Targeted Musings on Financial Marketing

Are You Too Close to Your Fund? Bridging the Education Gap With Retail Investors

18 Jul 2017

It’s an unavoidable fact of nearly any profession: in order to become an expert, it’s necessary to learn to speak the trade’s specific language. In the financial world, this is doubly true, with entire websites devoted to explaining the meanings of arcane financial terms in plain English to laypeople and retail investors. Generally speaking, the greater your comfort with financial jargon, the closer you are to your product, and the more difficult it becomes to articulate your fund’s selling points to a relative novice or retail investor.

This disconnect can prove very problematic. Simply put, an investor is unlikely to put their money into a product that they cannot understand. On the issuer’s side, the closer you are to your product, the harder it becomes to put yourself “in the shoes” of the retail investor, who may not have the time or inclination to acquaint themselves with the minutiae of the fund, or the financial jargon that defines its value proposition.

Related: 4 Ways Fund Issuers are “Missing the Mark” with Millenials (Part 1)

[Objective 1]:
Answer these about the post on fund marketing:
(a) What date does the post carry?
(b) What are entire websites devoted to?
(c) What is an investor unlikely to do?
[Objective 2]:
Can you reproduce everything in the post on fund marketing from "18 Jul 2017" down to "or retail investor.", word for word?

[Data entries]:
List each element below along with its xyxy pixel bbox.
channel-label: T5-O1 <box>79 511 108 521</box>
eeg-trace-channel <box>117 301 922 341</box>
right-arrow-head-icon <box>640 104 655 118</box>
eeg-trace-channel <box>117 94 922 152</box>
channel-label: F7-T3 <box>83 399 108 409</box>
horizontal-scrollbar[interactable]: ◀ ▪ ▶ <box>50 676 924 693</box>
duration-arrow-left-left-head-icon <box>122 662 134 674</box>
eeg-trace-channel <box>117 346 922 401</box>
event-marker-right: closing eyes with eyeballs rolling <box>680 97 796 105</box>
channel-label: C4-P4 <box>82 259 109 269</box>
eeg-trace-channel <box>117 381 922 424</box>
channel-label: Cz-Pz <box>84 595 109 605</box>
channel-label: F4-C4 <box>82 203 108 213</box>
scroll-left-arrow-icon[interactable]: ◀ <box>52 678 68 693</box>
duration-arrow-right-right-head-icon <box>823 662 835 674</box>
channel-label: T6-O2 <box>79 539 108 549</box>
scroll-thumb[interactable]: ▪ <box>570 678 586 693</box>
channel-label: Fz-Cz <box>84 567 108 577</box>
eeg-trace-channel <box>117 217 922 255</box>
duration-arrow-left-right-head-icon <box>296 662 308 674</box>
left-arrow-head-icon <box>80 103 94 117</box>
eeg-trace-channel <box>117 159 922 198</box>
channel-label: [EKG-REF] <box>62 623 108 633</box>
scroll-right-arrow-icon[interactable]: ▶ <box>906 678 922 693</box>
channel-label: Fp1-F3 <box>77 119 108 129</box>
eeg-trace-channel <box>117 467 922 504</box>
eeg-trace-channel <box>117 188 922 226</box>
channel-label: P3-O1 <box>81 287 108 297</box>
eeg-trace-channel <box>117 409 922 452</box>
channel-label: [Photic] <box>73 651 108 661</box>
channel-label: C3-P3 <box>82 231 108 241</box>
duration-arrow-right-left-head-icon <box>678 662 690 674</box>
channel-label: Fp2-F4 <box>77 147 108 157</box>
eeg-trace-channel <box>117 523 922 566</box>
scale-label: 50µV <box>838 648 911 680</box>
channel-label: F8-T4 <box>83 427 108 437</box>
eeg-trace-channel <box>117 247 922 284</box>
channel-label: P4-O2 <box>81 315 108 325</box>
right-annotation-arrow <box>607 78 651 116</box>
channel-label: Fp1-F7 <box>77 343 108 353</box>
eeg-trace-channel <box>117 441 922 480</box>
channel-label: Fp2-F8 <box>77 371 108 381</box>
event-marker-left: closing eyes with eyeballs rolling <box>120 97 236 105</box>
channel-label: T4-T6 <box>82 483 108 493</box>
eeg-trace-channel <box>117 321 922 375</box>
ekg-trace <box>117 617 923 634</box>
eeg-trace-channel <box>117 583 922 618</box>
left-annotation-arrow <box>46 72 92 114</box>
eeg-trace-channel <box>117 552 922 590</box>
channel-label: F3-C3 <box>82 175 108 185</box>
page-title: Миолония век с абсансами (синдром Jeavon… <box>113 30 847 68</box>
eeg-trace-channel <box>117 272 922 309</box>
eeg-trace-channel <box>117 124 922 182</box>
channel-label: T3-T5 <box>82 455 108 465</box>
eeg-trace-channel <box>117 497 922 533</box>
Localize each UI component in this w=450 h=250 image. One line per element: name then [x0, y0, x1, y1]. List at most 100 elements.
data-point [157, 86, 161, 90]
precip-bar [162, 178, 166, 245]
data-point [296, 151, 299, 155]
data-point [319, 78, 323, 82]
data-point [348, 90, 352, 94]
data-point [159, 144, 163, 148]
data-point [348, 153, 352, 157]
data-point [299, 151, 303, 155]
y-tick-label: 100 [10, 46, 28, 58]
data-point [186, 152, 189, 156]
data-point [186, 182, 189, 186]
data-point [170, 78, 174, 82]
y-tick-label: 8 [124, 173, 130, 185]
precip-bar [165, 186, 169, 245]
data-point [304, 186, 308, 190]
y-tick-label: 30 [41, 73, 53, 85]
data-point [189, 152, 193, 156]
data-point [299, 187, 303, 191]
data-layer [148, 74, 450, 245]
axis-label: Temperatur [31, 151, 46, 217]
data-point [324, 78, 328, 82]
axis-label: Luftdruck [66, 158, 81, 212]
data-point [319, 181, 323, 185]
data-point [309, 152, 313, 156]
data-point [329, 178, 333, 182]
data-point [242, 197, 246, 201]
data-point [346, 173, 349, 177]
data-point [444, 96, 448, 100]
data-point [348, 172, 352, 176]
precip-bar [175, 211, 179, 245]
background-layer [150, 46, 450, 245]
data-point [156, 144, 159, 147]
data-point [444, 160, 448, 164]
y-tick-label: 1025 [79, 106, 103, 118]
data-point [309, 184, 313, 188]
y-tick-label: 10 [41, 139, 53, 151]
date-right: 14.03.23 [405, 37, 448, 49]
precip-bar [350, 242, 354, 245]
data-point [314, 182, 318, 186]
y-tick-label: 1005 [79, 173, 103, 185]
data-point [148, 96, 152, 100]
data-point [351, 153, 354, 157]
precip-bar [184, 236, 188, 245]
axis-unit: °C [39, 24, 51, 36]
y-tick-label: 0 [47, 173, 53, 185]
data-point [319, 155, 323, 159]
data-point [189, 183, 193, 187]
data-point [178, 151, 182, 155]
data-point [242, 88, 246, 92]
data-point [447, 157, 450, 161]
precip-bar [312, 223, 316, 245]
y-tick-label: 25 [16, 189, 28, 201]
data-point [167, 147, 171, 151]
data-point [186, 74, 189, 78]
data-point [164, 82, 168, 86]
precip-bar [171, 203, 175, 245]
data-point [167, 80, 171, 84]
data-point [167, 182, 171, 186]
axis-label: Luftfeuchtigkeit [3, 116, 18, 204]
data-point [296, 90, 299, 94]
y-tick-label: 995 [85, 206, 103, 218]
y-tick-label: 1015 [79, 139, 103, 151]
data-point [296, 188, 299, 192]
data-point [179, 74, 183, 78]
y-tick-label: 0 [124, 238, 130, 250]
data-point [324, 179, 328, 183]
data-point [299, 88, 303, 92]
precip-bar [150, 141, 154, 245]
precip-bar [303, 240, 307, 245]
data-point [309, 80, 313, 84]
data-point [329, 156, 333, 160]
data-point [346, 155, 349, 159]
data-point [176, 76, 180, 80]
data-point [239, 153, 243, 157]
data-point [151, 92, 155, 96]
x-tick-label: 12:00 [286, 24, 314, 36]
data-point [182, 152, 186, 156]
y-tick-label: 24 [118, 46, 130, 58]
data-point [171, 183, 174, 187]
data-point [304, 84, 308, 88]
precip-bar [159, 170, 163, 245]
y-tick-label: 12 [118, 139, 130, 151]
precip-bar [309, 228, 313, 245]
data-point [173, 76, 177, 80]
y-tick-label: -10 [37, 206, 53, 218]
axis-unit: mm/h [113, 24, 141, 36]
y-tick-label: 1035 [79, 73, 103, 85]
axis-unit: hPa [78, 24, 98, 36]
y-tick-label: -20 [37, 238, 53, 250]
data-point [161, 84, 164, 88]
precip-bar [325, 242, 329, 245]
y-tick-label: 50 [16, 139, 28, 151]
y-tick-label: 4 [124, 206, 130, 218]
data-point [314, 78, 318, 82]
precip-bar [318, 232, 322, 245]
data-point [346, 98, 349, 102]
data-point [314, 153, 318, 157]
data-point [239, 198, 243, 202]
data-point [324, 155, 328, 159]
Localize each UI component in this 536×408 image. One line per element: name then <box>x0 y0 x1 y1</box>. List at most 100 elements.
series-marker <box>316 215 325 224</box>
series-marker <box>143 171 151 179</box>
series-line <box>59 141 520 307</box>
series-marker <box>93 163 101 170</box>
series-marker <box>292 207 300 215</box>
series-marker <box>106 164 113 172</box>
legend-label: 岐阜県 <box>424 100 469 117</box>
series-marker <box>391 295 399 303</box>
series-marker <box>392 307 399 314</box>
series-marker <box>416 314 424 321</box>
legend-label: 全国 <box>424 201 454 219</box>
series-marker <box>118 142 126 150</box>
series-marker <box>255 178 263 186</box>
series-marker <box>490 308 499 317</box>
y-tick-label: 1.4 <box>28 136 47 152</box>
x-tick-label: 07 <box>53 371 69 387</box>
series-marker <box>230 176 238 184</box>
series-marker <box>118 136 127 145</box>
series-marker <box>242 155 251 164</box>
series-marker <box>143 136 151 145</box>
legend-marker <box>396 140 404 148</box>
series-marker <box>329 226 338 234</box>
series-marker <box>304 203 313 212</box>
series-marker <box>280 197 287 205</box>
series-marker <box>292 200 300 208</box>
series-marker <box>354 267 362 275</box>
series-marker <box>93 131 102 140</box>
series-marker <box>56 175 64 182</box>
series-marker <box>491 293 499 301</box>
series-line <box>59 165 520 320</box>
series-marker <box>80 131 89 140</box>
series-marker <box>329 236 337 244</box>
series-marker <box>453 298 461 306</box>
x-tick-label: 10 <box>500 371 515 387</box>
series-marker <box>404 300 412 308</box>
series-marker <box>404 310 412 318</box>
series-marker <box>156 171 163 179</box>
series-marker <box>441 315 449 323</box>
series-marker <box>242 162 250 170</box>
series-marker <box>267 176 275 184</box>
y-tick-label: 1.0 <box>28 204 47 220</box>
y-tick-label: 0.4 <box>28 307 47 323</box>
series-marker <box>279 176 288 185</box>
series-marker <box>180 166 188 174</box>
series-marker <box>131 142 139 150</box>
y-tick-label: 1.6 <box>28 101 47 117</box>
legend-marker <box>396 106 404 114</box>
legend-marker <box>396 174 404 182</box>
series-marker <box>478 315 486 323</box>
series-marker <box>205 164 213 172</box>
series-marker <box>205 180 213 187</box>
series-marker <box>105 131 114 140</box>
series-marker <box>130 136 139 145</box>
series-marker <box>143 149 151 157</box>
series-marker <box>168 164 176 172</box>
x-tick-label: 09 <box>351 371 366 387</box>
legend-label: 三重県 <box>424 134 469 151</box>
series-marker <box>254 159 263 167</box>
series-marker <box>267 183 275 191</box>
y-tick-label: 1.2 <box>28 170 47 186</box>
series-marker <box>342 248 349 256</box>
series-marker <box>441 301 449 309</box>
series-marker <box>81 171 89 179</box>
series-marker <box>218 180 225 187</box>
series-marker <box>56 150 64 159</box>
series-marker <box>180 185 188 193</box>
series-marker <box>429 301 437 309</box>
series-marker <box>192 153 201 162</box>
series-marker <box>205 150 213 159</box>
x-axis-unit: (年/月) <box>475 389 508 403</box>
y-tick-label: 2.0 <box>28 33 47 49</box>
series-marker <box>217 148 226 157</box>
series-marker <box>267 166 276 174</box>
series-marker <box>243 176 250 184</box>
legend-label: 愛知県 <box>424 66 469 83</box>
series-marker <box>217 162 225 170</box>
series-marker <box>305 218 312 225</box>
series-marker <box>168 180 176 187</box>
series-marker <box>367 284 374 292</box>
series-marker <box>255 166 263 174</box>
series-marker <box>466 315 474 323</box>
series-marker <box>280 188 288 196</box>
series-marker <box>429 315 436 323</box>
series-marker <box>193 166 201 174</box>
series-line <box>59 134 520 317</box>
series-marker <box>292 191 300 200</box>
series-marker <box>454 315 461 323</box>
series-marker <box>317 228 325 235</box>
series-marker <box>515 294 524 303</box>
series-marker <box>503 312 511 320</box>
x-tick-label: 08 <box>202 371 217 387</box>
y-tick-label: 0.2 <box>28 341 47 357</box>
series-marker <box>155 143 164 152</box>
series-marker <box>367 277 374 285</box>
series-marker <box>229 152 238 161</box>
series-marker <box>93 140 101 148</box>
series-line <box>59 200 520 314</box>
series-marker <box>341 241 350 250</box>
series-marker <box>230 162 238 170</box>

[Correct output 1]:
(a) 18 Jul 2017
(b) Explaining the meanings of arcane financial terms in plain English to laypeople and retail investors.
(c) Put their money into a product that they cannot understand.

[Correct output 2]:
18 Jul 2017

It’s an unavoidable fact of nearly any profession: in order to become an expert, it’s necessary to learn to speak the trade’s specific language. In the financial world, this is doubly true, with entire websites devoted to explaining the meanings of arcane financial terms in plain English to laypeople and retail investors. Generally speaking, the greater your comfort with financial jargon, the closer you are to your product, and the more difficult it becomes to articulate your fund’s selling points to a relative novice or retail investor.